--- BEGIN Dataset content ---
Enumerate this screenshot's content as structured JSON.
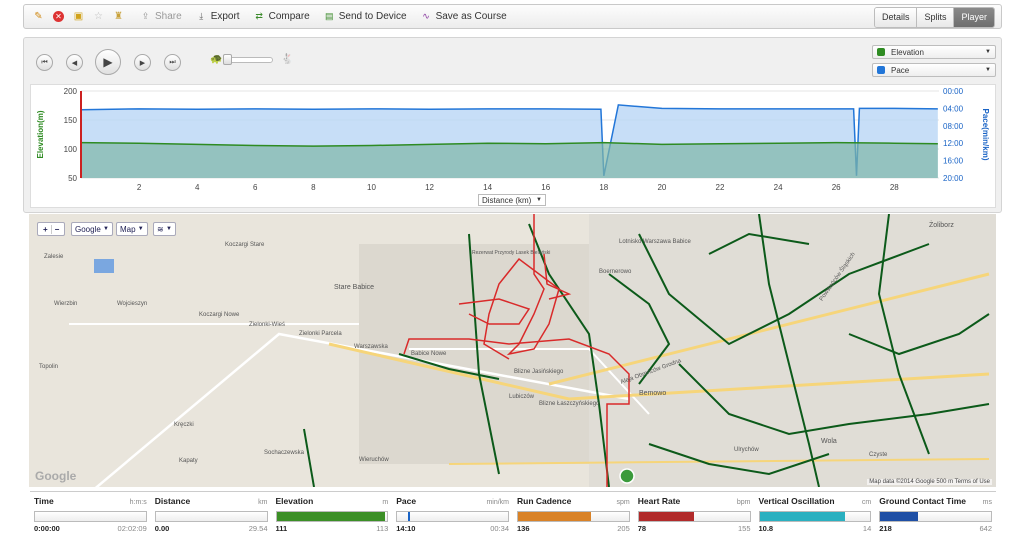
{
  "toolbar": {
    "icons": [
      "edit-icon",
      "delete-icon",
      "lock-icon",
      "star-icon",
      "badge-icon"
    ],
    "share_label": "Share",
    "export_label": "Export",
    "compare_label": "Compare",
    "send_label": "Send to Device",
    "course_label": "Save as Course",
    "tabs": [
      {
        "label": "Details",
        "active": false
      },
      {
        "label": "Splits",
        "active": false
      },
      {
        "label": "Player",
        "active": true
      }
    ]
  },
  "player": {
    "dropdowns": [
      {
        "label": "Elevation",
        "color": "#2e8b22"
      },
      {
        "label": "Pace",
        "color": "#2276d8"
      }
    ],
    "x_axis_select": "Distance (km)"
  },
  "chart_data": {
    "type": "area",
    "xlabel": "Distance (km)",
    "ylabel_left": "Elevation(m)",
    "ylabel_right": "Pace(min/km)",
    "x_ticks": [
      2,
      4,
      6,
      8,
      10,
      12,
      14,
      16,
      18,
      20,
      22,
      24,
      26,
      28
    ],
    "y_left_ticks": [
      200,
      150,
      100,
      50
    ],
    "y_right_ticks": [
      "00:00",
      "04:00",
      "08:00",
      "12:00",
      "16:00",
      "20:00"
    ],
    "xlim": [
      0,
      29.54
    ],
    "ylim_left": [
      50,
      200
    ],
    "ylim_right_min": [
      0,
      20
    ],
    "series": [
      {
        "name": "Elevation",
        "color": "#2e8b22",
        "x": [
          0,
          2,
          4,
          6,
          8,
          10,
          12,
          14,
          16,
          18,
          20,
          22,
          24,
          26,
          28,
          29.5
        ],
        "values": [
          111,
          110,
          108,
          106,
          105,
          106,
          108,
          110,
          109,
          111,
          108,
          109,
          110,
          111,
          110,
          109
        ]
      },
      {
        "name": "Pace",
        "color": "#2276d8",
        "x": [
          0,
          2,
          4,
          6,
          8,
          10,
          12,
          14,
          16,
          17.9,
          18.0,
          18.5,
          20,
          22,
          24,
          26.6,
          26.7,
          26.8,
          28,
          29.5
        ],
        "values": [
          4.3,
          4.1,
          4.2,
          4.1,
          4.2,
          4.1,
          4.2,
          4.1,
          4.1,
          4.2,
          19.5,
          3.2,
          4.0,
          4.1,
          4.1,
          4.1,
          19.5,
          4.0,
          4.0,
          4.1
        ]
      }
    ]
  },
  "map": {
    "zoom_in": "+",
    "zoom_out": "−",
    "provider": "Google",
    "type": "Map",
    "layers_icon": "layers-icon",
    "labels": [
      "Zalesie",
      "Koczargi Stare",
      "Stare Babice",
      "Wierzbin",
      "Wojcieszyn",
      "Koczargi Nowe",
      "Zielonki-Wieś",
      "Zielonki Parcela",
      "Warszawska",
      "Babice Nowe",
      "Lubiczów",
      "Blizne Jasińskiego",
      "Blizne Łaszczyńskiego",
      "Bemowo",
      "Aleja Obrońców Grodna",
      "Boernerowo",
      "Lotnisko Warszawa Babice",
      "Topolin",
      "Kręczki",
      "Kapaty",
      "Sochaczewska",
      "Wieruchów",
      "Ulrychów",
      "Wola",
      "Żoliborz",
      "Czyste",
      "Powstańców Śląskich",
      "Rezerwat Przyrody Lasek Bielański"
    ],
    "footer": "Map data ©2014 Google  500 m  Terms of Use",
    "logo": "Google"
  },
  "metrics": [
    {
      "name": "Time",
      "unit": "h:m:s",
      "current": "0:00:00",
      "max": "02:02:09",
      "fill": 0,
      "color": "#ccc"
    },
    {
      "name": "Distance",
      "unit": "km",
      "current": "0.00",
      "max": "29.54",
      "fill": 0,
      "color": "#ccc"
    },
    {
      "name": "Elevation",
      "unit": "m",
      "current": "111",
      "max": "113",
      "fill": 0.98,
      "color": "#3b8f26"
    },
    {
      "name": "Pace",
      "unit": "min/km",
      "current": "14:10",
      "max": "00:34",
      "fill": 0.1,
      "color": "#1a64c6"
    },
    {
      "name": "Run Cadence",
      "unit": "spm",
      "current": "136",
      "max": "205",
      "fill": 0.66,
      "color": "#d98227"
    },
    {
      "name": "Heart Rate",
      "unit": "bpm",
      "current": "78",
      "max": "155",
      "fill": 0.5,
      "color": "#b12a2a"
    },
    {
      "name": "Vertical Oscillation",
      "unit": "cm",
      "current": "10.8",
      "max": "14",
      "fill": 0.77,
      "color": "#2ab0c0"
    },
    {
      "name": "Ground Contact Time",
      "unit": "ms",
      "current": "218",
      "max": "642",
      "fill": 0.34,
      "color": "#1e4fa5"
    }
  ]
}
--- END Dataset content ---
__Set exercise__
Each line containing "fill" counts once; state the total number of such lines and nothing else.

__Full answer__
8